# Exercise instructions
Please restate the following records word for word.

Some records
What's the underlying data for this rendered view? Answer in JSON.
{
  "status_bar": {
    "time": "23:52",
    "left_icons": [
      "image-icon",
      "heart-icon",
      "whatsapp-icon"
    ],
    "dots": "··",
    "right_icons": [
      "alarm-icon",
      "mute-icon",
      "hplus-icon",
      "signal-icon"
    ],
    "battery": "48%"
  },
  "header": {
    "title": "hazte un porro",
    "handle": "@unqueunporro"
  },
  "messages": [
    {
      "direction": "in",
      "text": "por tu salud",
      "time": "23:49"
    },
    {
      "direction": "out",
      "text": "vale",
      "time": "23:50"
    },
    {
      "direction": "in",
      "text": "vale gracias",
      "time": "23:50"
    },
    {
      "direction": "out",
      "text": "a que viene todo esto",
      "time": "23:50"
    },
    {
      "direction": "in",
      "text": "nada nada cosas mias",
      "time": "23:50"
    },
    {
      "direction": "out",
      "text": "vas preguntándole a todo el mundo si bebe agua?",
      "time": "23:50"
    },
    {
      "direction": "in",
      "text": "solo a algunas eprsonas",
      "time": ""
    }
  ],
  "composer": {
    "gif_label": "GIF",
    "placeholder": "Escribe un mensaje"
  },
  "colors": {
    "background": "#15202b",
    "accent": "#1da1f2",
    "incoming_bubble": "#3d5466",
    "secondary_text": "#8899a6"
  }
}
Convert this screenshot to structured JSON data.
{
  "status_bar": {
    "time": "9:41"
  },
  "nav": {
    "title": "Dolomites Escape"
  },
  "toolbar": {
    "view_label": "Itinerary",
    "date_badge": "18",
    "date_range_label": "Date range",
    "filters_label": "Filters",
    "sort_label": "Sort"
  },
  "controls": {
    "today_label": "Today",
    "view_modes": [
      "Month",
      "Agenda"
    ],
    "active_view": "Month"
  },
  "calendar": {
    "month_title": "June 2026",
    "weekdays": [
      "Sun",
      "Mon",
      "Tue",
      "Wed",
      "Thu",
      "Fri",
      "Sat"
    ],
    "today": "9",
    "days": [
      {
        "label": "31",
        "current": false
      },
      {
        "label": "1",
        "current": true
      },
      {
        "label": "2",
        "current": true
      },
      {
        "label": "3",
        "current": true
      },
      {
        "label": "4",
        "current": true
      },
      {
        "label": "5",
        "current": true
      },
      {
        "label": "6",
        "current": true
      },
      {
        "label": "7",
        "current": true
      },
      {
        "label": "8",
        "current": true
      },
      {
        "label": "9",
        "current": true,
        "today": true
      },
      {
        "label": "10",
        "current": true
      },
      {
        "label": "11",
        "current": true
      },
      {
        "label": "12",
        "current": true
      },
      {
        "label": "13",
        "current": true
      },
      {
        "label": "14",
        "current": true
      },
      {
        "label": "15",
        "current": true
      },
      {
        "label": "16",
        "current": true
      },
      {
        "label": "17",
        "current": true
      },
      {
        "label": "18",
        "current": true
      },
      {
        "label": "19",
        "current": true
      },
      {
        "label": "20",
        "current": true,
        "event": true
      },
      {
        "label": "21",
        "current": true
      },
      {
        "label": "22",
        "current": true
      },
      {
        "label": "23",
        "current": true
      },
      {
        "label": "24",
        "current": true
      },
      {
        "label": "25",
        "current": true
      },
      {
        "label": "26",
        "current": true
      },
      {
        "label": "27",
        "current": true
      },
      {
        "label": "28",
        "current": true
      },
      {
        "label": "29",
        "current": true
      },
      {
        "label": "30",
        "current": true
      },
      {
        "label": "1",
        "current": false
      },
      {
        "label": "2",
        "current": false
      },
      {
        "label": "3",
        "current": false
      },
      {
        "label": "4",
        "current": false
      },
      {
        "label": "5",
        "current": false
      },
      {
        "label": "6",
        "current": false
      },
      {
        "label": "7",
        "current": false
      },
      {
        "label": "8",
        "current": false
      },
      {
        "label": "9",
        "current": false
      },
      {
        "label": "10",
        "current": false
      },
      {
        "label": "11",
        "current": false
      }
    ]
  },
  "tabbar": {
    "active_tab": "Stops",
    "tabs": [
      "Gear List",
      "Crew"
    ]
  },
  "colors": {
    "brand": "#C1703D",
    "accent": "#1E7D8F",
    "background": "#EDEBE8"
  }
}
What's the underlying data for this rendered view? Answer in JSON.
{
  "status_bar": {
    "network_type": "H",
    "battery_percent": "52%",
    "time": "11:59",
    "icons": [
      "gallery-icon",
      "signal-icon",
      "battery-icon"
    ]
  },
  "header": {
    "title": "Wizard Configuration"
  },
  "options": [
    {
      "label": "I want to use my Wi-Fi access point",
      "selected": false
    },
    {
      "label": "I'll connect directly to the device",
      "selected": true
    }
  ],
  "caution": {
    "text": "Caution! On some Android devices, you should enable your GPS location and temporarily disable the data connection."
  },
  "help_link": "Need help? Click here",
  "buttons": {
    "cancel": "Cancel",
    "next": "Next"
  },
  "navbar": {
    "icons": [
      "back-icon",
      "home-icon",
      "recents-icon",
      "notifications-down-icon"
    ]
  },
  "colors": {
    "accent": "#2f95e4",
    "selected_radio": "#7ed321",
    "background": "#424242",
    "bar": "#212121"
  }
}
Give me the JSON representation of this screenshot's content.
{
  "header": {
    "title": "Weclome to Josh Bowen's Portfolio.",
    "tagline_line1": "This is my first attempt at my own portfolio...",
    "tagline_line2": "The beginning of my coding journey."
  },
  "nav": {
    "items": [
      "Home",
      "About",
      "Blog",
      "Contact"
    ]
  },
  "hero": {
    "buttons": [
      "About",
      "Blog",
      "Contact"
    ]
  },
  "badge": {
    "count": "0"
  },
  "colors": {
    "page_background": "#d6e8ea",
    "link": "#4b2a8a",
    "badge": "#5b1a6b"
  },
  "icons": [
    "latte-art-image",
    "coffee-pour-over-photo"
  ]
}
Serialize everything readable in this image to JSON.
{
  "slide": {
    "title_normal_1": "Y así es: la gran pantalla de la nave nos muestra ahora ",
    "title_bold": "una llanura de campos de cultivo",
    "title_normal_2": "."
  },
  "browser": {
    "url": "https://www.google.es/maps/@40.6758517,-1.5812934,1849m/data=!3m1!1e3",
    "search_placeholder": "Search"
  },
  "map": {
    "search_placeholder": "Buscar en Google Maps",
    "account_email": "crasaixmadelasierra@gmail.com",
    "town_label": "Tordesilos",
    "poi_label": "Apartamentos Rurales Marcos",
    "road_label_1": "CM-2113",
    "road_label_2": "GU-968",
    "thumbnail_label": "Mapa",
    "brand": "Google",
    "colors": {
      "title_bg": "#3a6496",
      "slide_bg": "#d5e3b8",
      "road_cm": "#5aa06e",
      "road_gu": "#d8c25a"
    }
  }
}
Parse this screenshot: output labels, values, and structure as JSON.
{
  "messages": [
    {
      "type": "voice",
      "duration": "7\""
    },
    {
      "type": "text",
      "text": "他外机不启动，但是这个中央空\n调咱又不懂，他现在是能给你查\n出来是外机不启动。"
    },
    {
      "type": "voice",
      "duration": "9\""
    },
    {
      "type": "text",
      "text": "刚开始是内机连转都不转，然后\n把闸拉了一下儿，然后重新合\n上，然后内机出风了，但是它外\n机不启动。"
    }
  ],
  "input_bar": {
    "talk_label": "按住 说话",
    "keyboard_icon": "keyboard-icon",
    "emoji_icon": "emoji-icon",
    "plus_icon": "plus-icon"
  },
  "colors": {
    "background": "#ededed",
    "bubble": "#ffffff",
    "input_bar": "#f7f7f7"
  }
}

# Result
What's the underlying data for this rendered view? Answer in JSON.
{
  "status_bar": {
    "time": "23:52",
    "left_icons": [
      "image-icon",
      "heart-icon",
      "whatsapp-icon"
    ],
    "dots": "··",
    "right_icons": [
      "alarm-icon",
      "mute-icon",
      "hplus-icon",
      "signal-icon"
    ],
    "battery": "48%"
  },
  "header": {
    "title": "hazte un porro",
    "handle": "@unqueunporro"
  },
  "messages": [
    {
      "direction": "in",
      "text": "por tu salud",
      "time": "23:49"
    },
    {
      "direction": "out",
      "text": "vale",
      "time": "23:50"
    },
    {
      "direction": "in",
      "text": "vale gracias",
      "time": "23:50"
    },
    {
      "direction": "out",
      "text": "a que viene todo esto",
      "time": "23:50"
    },
    {
      "direction": "in",
      "text": "nada nada cosas mias",
      "time": "23:50"
    },
    {
      "direction": "out",
      "text": "vas preguntándole a todo el mundo si bebe agua?",
      "time": "23:50"
    },
    {
      "direction": "in",
      "text": "solo a algunas eprsonas",
      "time": ""
    }
  ],
  "composer": {
    "gif_label": "GIF",
    "placeholder": "Escribe un mensaje"
  },
  "colors": {
    "background": "#15202b",
    "accent": "#1da1f2",
    "incoming_bubble": "#3d5466",
    "secondary_text": "#8899a6"
  }
}
Convert this screenshot to structured JSON data.
{
  "status_bar": {
    "time": "9:41"
  },
  "nav": {
    "title": "Dolomites Escape"
  },
  "toolbar": {
    "view_label": "Itinerary",
    "date_badge": "18",
    "date_range_label": "Date range",
    "filters_label": "Filters",
    "sort_label": "Sort"
  },
  "controls": {
    "today_label": "Today",
    "view_modes": [
      "Month",
      "Agenda"
    ],
    "active_view": "Month"
  },
  "calendar": {
    "month_title": "June 2026",
    "weekdays": [
      "Sun",
      "Mon",
      "Tue",
      "Wed",
      "Thu",
      "Fri",
      "Sat"
    ],
    "today": "9",
    "days": [
      {
        "label": "31",
        "current": false
      },
      {
        "label": "1",
        "current": true
      },
      {
        "label": "2",
        "current": true
      },
      {
        "label": "3",
        "current": true
      },
      {
        "label": "4",
        "current": true
      },
      {
        "label": "5",
        "current": true
      },
      {
        "label": "6",
        "current": true
      },
      {
        "label": "7",
        "current": true
      },
      {
        "label": "8",
        "current": true
      },
      {
        "label": "9",
        "current": true,
        "today": true
      },
      {
        "label": "10",
        "current": true
      },
      {
        "label": "11",
        "current": true
      },
      {
        "label": "12",
        "current": true
      },
      {
        "label": "13",
        "current": true
      },
      {
        "label": "14",
        "current": true
      },
      {
        "label": "15",
        "current": true
      },
      {
        "label": "16",
        "current": true
      },
      {
        "label": "17",
        "current": true
      },
      {
        "label": "18",
        "current": true
      },
      {
        "label": "19",
        "current": true
      },
      {
        "label": "20",
        "current": true,
        "event": true
      },
      {
        "label": "21",
        "current": true
      },
      {
        "label": "22",
        "current": true
      },
      {
        "label": "23",
        "current": true
      },
      {
        "label": "24",
        "current": true
      },
      {
        "label": "25",
        "current": true
      },
      {
        "label": "26",
        "current": true
      },
      {
        "label": "27",
        "current": true
      },
      {
        "label": "28",
        "current": true
      },
      {
        "label": "29",
        "current": true
      },
      {
        "label": "30",
        "current": true
      },
      {
        "label": "1",
        "current": false
      },
      {
        "label": "2",
        "current": false
      },
      {
        "label": "3",
        "current": false
      },
      {
        "label": "4",
        "current": false
      },
      {
        "label": "5",
        "current": false
      },
      {
        "label": "6",
        "current": false
      },
      {
        "label": "7",
        "current": false
      },
      {
        "label": "8",
        "current": false
      },
      {
        "label": "9",
        "current": false
      },
      {
        "label": "10",
        "current": false
      },
      {
        "label": "11",
        "current": false
      }
    ]
  },
  "tabbar": {
    "active_tab": "Stops",
    "tabs": [
      "Gear List",
      "Crew"
    ]
  },
  "colors": {
    "brand": "#C1703D",
    "accent": "#1E7D8F",
    "background": "#EDEBE8"
  }
}
What's the underlying data for this rendered view? Answer in JSON.
{
  "status_bar": {
    "network_type": "H",
    "battery_percent": "52%",
    "time": "11:59",
    "icons": [
      "gallery-icon",
      "signal-icon",
      "battery-icon"
    ]
  },
  "header": {
    "title": "Wizard Configuration"
  },
  "options": [
    {
      "label": "I want to use my Wi-Fi access point",
      "selected": false
    },
    {
      "label": "I'll connect directly to the device",
      "selected": true
    }
  ],
  "caution": {
    "text": "Caution! On some Android devices, you should enable your GPS location and temporarily disable the data connection."
  },
  "help_link": "Need help? Click here",
  "buttons": {
    "cancel": "Cancel",
    "next": "Next"
  },
  "navbar": {
    "icons": [
      "back-icon",
      "home-icon",
      "recents-icon",
      "notifications-down-icon"
    ]
  },
  "colors": {
    "accent": "#2f95e4",
    "selected_radio": "#7ed321",
    "background": "#424242",
    "bar": "#212121"
  }
}
Give me the JSON representation of this screenshot's content.
{
  "header": {
    "title": "Weclome to Josh Bowen's Portfolio.",
    "tagline_line1": "This is my first attempt at my own portfolio...",
    "tagline_line2": "The beginning of my coding journey."
  },
  "nav": {
    "items": [
      "Home",
      "About",
      "Blog",
      "Contact"
    ]
  },
  "hero": {
    "buttons": [
      "About",
      "Blog",
      "Contact"
    ]
  },
  "badge": {
    "count": "0"
  },
  "colors": {
    "page_background": "#d6e8ea",
    "link": "#4b2a8a",
    "badge": "#5b1a6b"
  },
  "icons": [
    "latte-art-image",
    "coffee-pour-over-photo"
  ]
}
Serialize everything readable in this image to JSON.
{
  "slide": {
    "title_normal_1": "Y así es: la gran pantalla de la nave nos muestra ahora ",
    "title_bold": "una llanura de campos de cultivo",
    "title_normal_2": "."
  },
  "browser": {
    "url": "https://www.google.es/maps/@40.6758517,-1.5812934,1849m/data=!3m1!1e3",
    "search_placeholder": "Search"
  },
  "map": {
    "search_placeholder": "Buscar en Google Maps",
    "account_email": "crasaixmadelasierra@gmail.com",
    "town_label": "Tordesilos",
    "poi_label": "Apartamentos Rurales Marcos",
    "road_label_1": "CM-2113",
    "road_label_2": "GU-968",
    "thumbnail_label": "Mapa",
    "brand": "Google",
    "colors": {
      "title_bg": "#3a6496",
      "slide_bg": "#d5e3b8",
      "road_cm": "#5aa06e",
      "road_gu": "#d8c25a"
    }
  }
}
Parse this screenshot: output labels, values, and structure as JSON.
{
  "messages": [
    {
      "type": "voice",
      "duration": "7\""
    },
    {
      "type": "text",
      "text": "他外机不启动，但是这个中央空\n调咱又不懂，他现在是能给你查\n出来是外机不启动。"
    },
    {
      "type": "voice",
      "duration": "9\""
    },
    {
      "type": "text",
      "text": "刚开始是内机连转都不转，然后\n把闸拉了一下儿，然后重新合\n上，然后内机出风了，但是它外\n机不启动。"
    }
  ],
  "input_bar": {
    "talk_label": "按住 说话",
    "keyboard_icon": "keyboard-icon",
    "emoji_icon": "emoji-icon",
    "plus_icon": "plus-icon"
  },
  "colors": {
    "background": "#ededed",
    "bubble": "#ffffff",
    "input_bar": "#f7f7f7"
  }
}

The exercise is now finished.